----- Given records
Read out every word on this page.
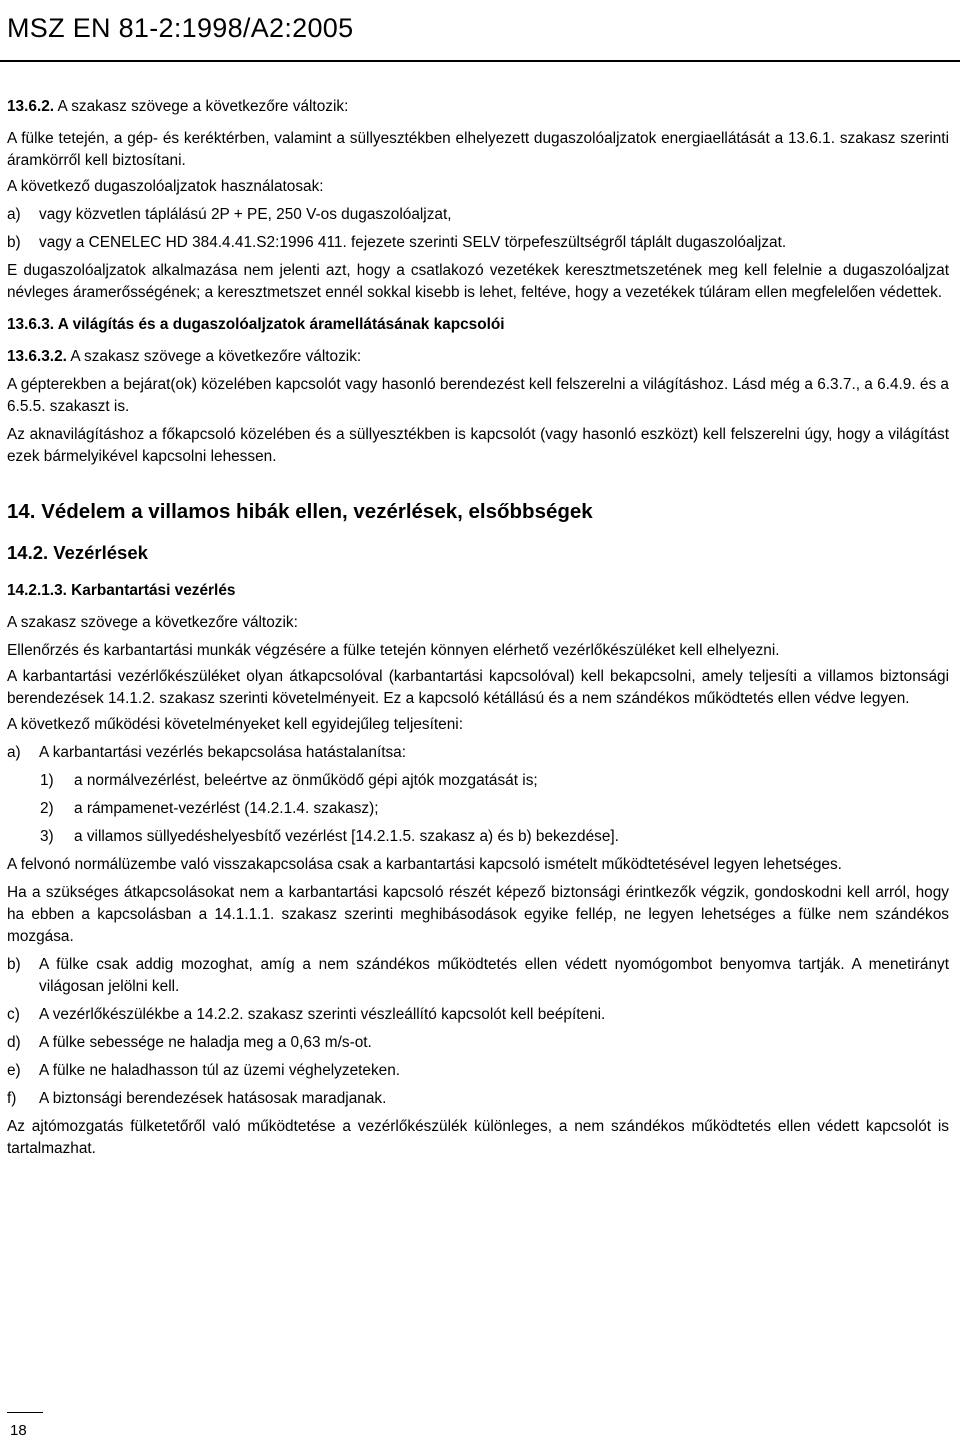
MSZ EN 81-2:1998/A2:2005

13.6.2. A szakasz szövege a következőre változik:

A fülke tetején, a gép- és keréktérben, valamint a süllyesztékben elhelyezett dugaszolóaljzatok energiaellátását a 13.6.1. szakasz szerinti áramkörről kell biztosítani.

A következő dugaszolóaljzatok használatosak:

a)	vagy közvetlen táplálású 2P + PE, 250 V-os dugaszolóaljzat,
b)	vagy a CENELEC HD 384.4.41.S2:1996 411. fejezete szerinti SELV törpefeszültségről táplált dugaszolóaljzat.

E dugaszolóaljzatok alkalmazása nem jelenti azt, hogy a csatlakozó vezetékek keresztmetszetének meg kell felelnie a dugaszolóaljzat névleges áramerősségének; a keresztmetszet ennél sokkal kisebb is lehet, feltéve, hogy a vezetékek túláram ellen megfelelően védettek.

13.6.3. A világítás és a dugaszolóaljzatok áramellátásának kapcsolói

13.6.3.2. A szakasz szövege a következőre változik:

A gépterekben a bejárat(ok) közelében kapcsolót vagy hasonló berendezést kell felszerelni a világításhoz. Lásd még a 6.3.7., a 6.4.9. és a 6.5.5. szakaszt is.

Az aknavilágításhoz a főkapcsoló közelében és a süllyesztékben is kapcsolót (vagy hasonló eszközt) kell felszerelni úgy, hogy a világítást ezek bármelyikével kapcsolni lehessen.

14. Védelem a villamos hibák ellen, vezérlések, elsőbbségek

14.2. Vezérlések

14.2.1.3. Karbantartási vezérlés

A szakasz szövege a következőre változik:

Ellenőrzés és karbantartási munkák végzésére a fülke tetején könnyen elérhető vezérlőkészüléket kell elhelyezni.

A karbantartási vezérlőkészüléket olyan átkapcsolóval (karbantartási kapcsolóval) kell bekapcsolni, amely teljesíti a villamos biztonsági berendezések 14.1.2. szakasz szerinti követelményeit. Ez a kapcsoló kétállású és a nem szándékos működtetés ellen védve legyen.

A következő működési követelményeket kell egyidejűleg teljesíteni:

a)	A karbantartási vezérlés bekapcsolása hatástalanítsa:
1)	a normálvezérlést, beleértve az önműködő gépi ajtók mozgatását is;
2)	a rámpamenet-vezérlést (14.2.1.4. szakasz);
3)	a villamos süllyedéshelyesbítő vezérlést [14.2.1.5. szakasz a) és b) bekezdése].

A felvonó normálüzembe való visszakapcsolása csak a karbantartási kapcsoló ismételt működtetésével legyen lehetséges.

Ha a szükséges átkapcsolásokat nem a karbantartási kapcsoló részét képező biztonsági érintkezők végzik, gondoskodni kell arról, hogy ha ebben a kapcsolásban a 14.1.1.1. szakasz szerinti meghibásodások egyike fellép, ne legyen lehetséges a fülke nem szándékos mozgása.

b)	A fülke csak addig mozoghat, amíg a nem szándékos működtetés ellen védett nyomógombot benyomva tartják. A menetirányt világosan jelölni kell.
c)	A vezérlőkészülékbe a 14.2.2. szakasz szerinti vészleállító kapcsolót kell beépíteni.
d)	A fülke sebessége ne haladja meg a 0,63 m/s-ot.
e)	A fülke ne haladhasson túl az üzemi véghelyzeteken.
f)	A biztonsági berendezések hatásosak maradjanak.

Az ajtómozgatás fülketetőről való működtetése a vezérlőkészülék különleges, a nem szándékos működtetés ellen védett kapcsolót is tartalmazhat.

18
----------
» **Instructions to follow**: Select every line in the records above that contains the word "biztonsági".

» **Answer for this exercise**:
A karbantartási vezérlőkészüléket olyan átkapcsolóval (karbantartási kapcsolóval) kell bekapcsolni, amely teljesíti a villamos biztonsági berendezések 14.1.2. szakasz szerinti követelményeit. Ez a kapcsoló kétállású és a nem szándékos működtetés ellen védve legyen.
Ha a szükséges átkapcsolásokat nem a karbantartási kapcsoló részét képező biztonsági érintkezők végzik, gondoskodni kell arról, hogy ha ebben a kapcsolásban a 14.1.1.1. szakasz szerinti meghibásodások egyike fellép, ne legyen lehetséges a fülke nem szándékos mozgása.
f)	A biztonsági berendezések hatásosak maradjanak.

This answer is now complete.